____ Data shown

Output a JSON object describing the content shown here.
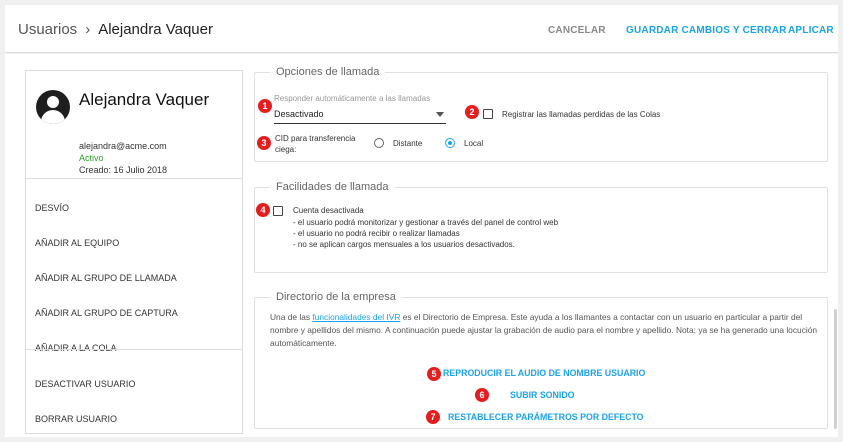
{
  "header": {
    "breadcrumb_root": "Usuarios",
    "breadcrumb_sep": "›",
    "breadcrumb_current": "Alejandra Vaquer",
    "cancel_label": "CANCELAR",
    "save_close_label": "GUARDAR CAMBIOS Y CERRAR",
    "apply_label": "APLICAR"
  },
  "profile": {
    "name": "Alejandra Vaquer",
    "email": "alejandra@acme.com",
    "status": "Activo",
    "created": "Creado: 16 Julio 2018"
  },
  "menu": {
    "items": [
      {
        "label": "DESVÍO"
      },
      {
        "label": "AÑADIR AL EQUIPO"
      },
      {
        "label": "AÑADIR AL GRUPO DE LLAMADA"
      },
      {
        "label": "AÑADIR AL GRUPO DE CAPTURA"
      },
      {
        "label": "AÑADIR A LA COLA"
      },
      {
        "label": "DESACTIVAR USUARIO"
      },
      {
        "label": "BORRAR USUARIO"
      }
    ]
  },
  "call_options": {
    "legend": "Opciones de llamada",
    "auto_answer_label": "Responder automáticamente a las llamadas",
    "auto_answer_value": "Desactivado",
    "register_missed_label": "Registrar las llamadas perdidas de las Colas",
    "register_missed_checked": false,
    "cid_label_line1": "CID para transferencia",
    "cid_label_line2": "ciega:",
    "cid_options": [
      {
        "label": "Distante",
        "selected": false
      },
      {
        "label": "Local",
        "selected": true
      }
    ]
  },
  "call_facilities": {
    "legend": "Facilidades de llamada",
    "account_disabled_label": "Cuenta desactivada",
    "account_disabled_checked": false,
    "notes": [
      "- el usuario podrá monitorizar y gestionar a través del panel de control web",
      "- el usuario no podrá recibir o realizar llamadas",
      "- no se aplican cargos mensuales a los usuarios desactivados."
    ]
  },
  "directory": {
    "legend": "Directorio de la empresa",
    "text_before_link": "Una de las ",
    "link_text": "funcionalidades del IVR",
    "text_after_link": " es el Directorio de Empresa. Este ayuda a los llamantes a contactar con un usuario en particular a partir del nombre y apellidos del mismo. A continuación puede ajustar la grabación de audio para el nombre y apellido. Nota: ya se ha generado una locución automáticamente.",
    "play_label": "REPRODUCIR EL AUDIO DE NOMBRE USUARIO",
    "upload_label": "SUBIR SONIDO",
    "reset_label": "RESTABLECER PARÁMETROS POR DEFECTO"
  },
  "badges": [
    "1",
    "2",
    "3",
    "4",
    "5",
    "6",
    "7"
  ],
  "colors": {
    "accent": "#1aa3e8",
    "badge": "#e41e1e",
    "status_active": "#2e9e2e"
  }
}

________

Omit the pictures and reproduce the listing exactly.

Output a JSON object describing the content shown here.
{
  "header": {
    "breadcrumb_root": "Usuarios",
    "breadcrumb_sep": "›",
    "breadcrumb_current": "Alejandra Vaquer",
    "cancel_label": "CANCELAR",
    "save_close_label": "GUARDAR CAMBIOS Y CERRAR",
    "apply_label": "APLICAR"
  },
  "profile": {
    "name": "Alejandra Vaquer",
    "email": "alejandra@acme.com",
    "status": "Activo",
    "created": "Creado: 16 Julio 2018"
  },
  "menu": {
    "items": [
      {
        "label": "DESVÍO"
      },
      {
        "label": "AÑADIR AL EQUIPO"
      },
      {
        "label": "AÑADIR AL GRUPO DE LLAMADA"
      },
      {
        "label": "AÑADIR AL GRUPO DE CAPTURA"
      },
      {
        "label": "AÑADIR A LA COLA"
      },
      {
        "label": "DESACTIVAR USUARIO"
      },
      {
        "label": "BORRAR USUARIO"
      }
    ]
  },
  "call_options": {
    "legend": "Opciones de llamada",
    "auto_answer_label": "Responder automáticamente a las llamadas",
    "auto_answer_value": "Desactivado",
    "register_missed_label": "Registrar las llamadas perdidas de las Colas",
    "register_missed_checked": false,
    "cid_label_line1": "CID para transferencia",
    "cid_label_line2": "ciega:",
    "cid_options": [
      {
        "label": "Distante",
        "selected": false
      },
      {
        "label": "Local",
        "selected": true
      }
    ]
  },
  "call_facilities": {
    "legend": "Facilidades de llamada",
    "account_disabled_label": "Cuenta desactivada",
    "account_disabled_checked": false,
    "notes": [
      "- el usuario podrá monitorizar y gestionar a través del panel de control web",
      "- el usuario no podrá recibir o realizar llamadas",
      "- no se aplican cargos mensuales a los usuarios desactivados."
    ]
  },
  "directory": {
    "legend": "Directorio de la empresa",
    "text_before_link": "Una de las ",
    "link_text": "funcionalidades del IVR",
    "text_after_link": " es el Directorio de Empresa. Este ayuda a los llamantes a contactar con un usuario en particular a partir del nombre y apellidos del mismo. A continuación puede ajustar la grabación de audio para el nombre y apellido. Nota: ya se ha generado una locución automáticamente.",
    "play_label": "REPRODUCIR EL AUDIO DE NOMBRE USUARIO",
    "upload_label": "SUBIR SONIDO",
    "reset_label": "RESTABLECER PARÁMETROS POR DEFECTO"
  },
  "badges": [
    "1",
    "2",
    "3",
    "4",
    "5",
    "6",
    "7"
  ],
  "colors": {
    "accent": "#1aa3e8",
    "badge": "#e41e1e",
    "status_active": "#2e9e2e"
  }
}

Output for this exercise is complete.